Written exercise: Below is a block of records; return all of them exactly, but without the images.

-- Start Record list --

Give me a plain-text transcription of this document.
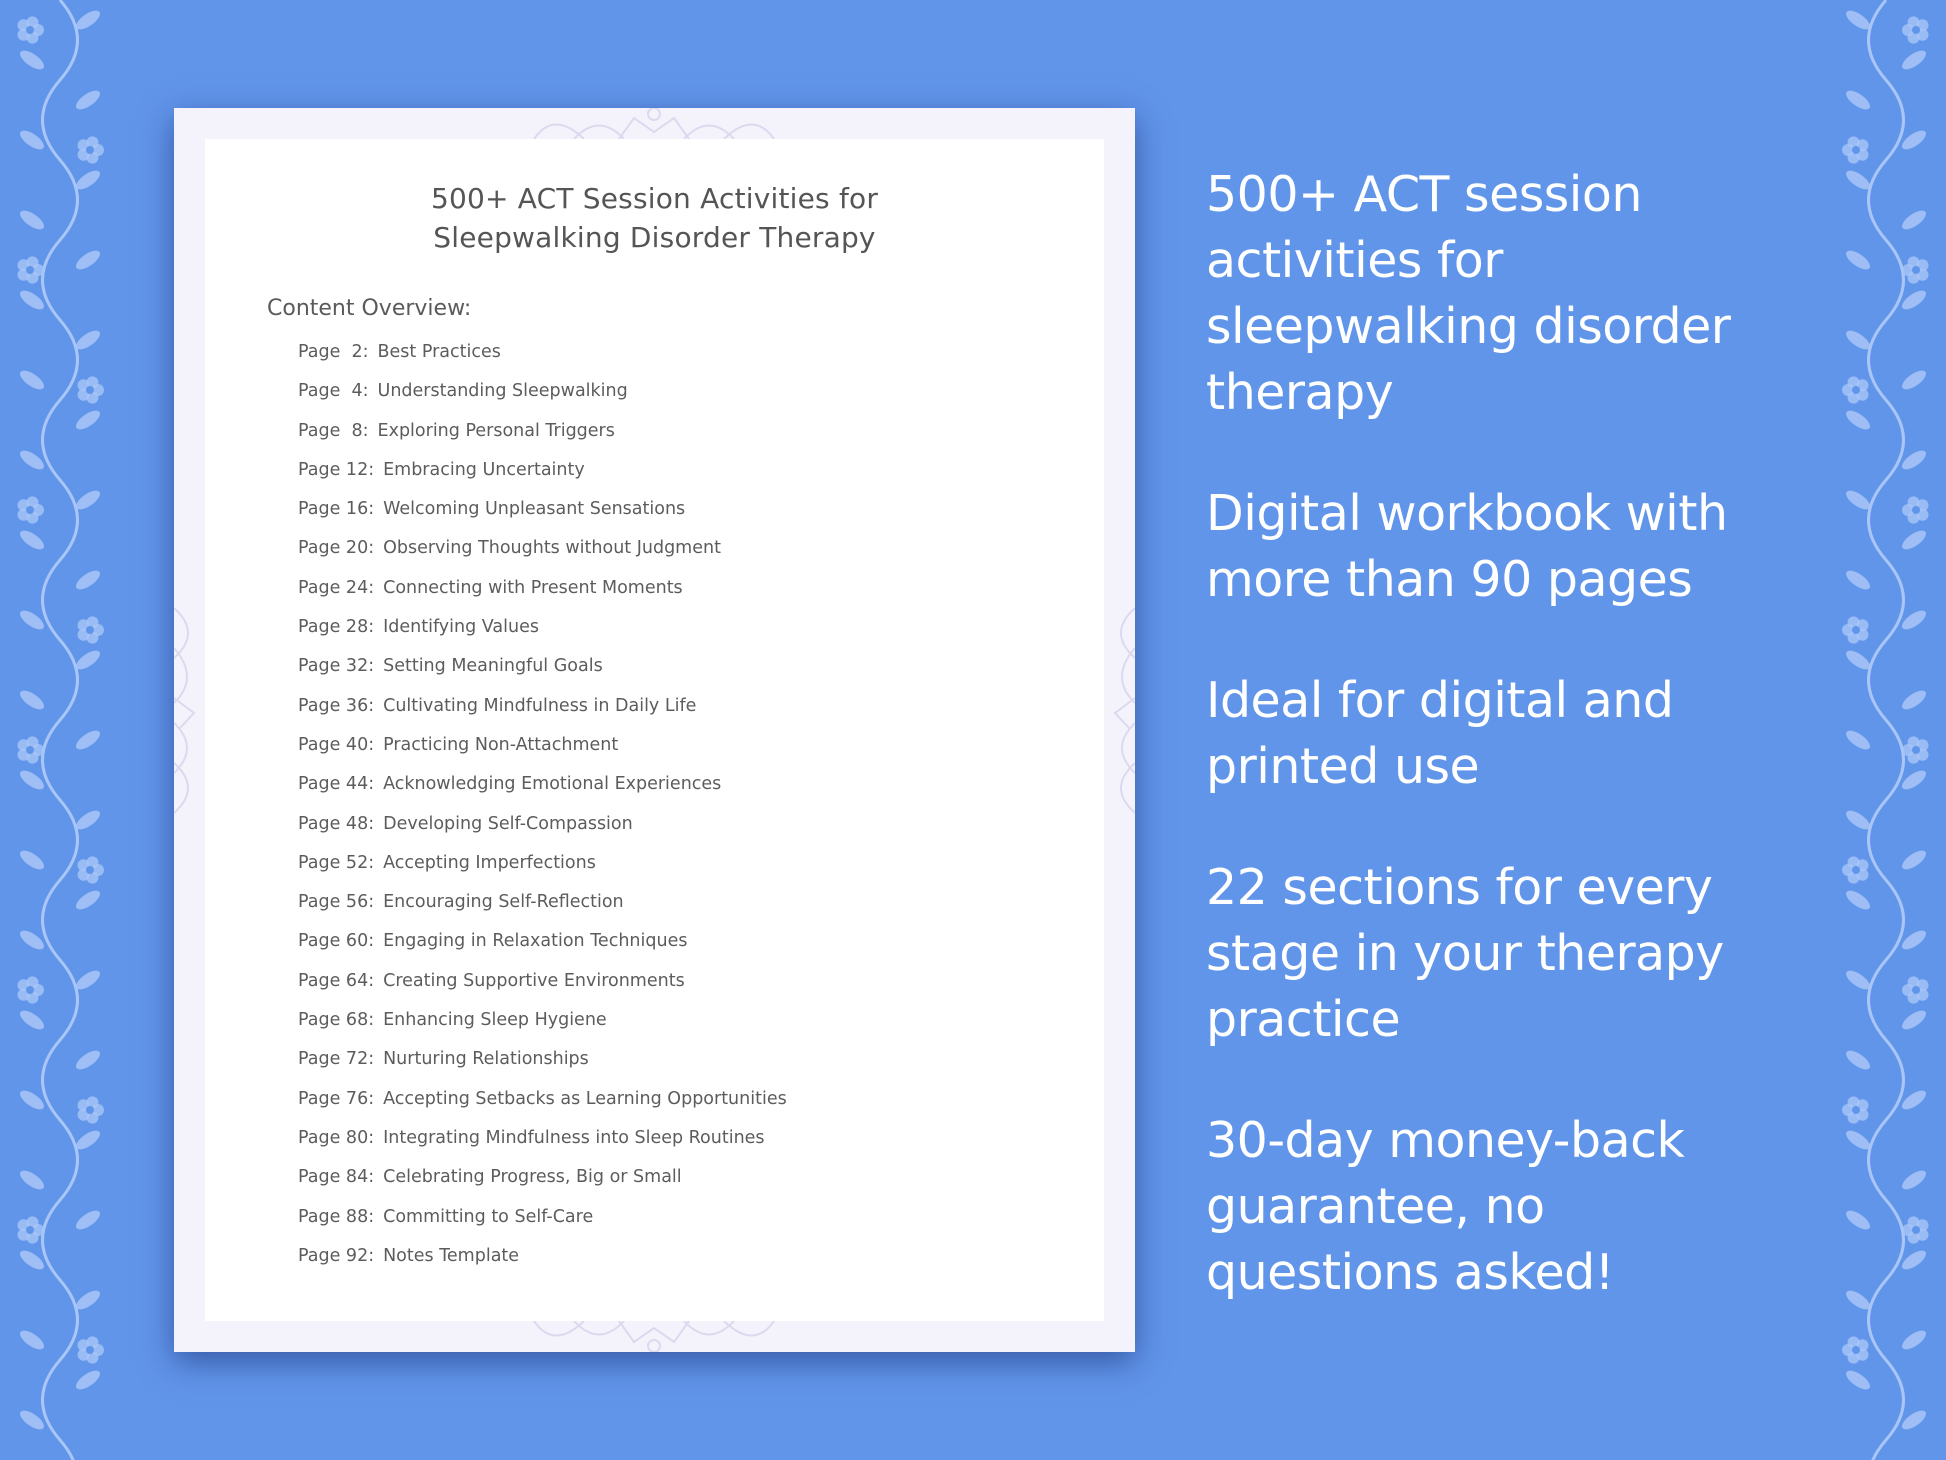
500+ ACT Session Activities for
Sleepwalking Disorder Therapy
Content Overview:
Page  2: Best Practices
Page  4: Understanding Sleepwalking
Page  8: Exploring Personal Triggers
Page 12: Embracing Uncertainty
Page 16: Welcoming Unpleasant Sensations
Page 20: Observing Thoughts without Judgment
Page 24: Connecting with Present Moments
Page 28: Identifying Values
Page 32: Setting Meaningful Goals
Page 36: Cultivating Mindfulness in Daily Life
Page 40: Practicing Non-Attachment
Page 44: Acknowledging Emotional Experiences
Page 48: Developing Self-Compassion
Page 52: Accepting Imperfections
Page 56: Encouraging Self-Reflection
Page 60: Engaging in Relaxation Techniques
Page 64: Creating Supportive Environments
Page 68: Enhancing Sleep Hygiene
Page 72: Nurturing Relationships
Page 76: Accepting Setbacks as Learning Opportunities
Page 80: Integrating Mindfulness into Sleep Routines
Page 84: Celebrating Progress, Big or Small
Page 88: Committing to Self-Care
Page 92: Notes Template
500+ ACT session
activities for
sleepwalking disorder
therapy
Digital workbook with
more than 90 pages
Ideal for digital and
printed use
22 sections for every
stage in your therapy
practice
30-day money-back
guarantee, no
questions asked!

-- End Record list --

Final result:
Give me a plain-text transcription of this document.
500+ ACT Session Activities for
Sleepwalking Disorder Therapy
Content Overview:
Page  2: Best Practices
Page  4: Understanding Sleepwalking
Page  8: Exploring Personal Triggers
Page 12: Embracing Uncertainty
Page 16: Welcoming Unpleasant Sensations
Page 20: Observing Thoughts without Judgment
Page 24: Connecting with Present Moments
Page 28: Identifying Values
Page 32: Setting Meaningful Goals
Page 36: Cultivating Mindfulness in Daily Life
Page 40: Practicing Non-Attachment
Page 44: Acknowledging Emotional Experiences
Page 48: Developing Self-Compassion
Page 52: Accepting Imperfections
Page 56: Encouraging Self-Reflection
Page 60: Engaging in Relaxation Techniques
Page 64: Creating Supportive Environments
Page 68: Enhancing Sleep Hygiene
Page 72: Nurturing Relationships
Page 76: Accepting Setbacks as Learning Opportunities
Page 80: Integrating Mindfulness into Sleep Routines
Page 84: Celebrating Progress, Big or Small
Page 88: Committing to Self-Care
Page 92: Notes Template
500+ ACT session
activities for
sleepwalking disorder
therapy
Digital workbook with
more than 90 pages
Ideal for digital and
printed use
22 sections for every
stage in your therapy
practice
30-day money-back
guarantee, no
questions asked!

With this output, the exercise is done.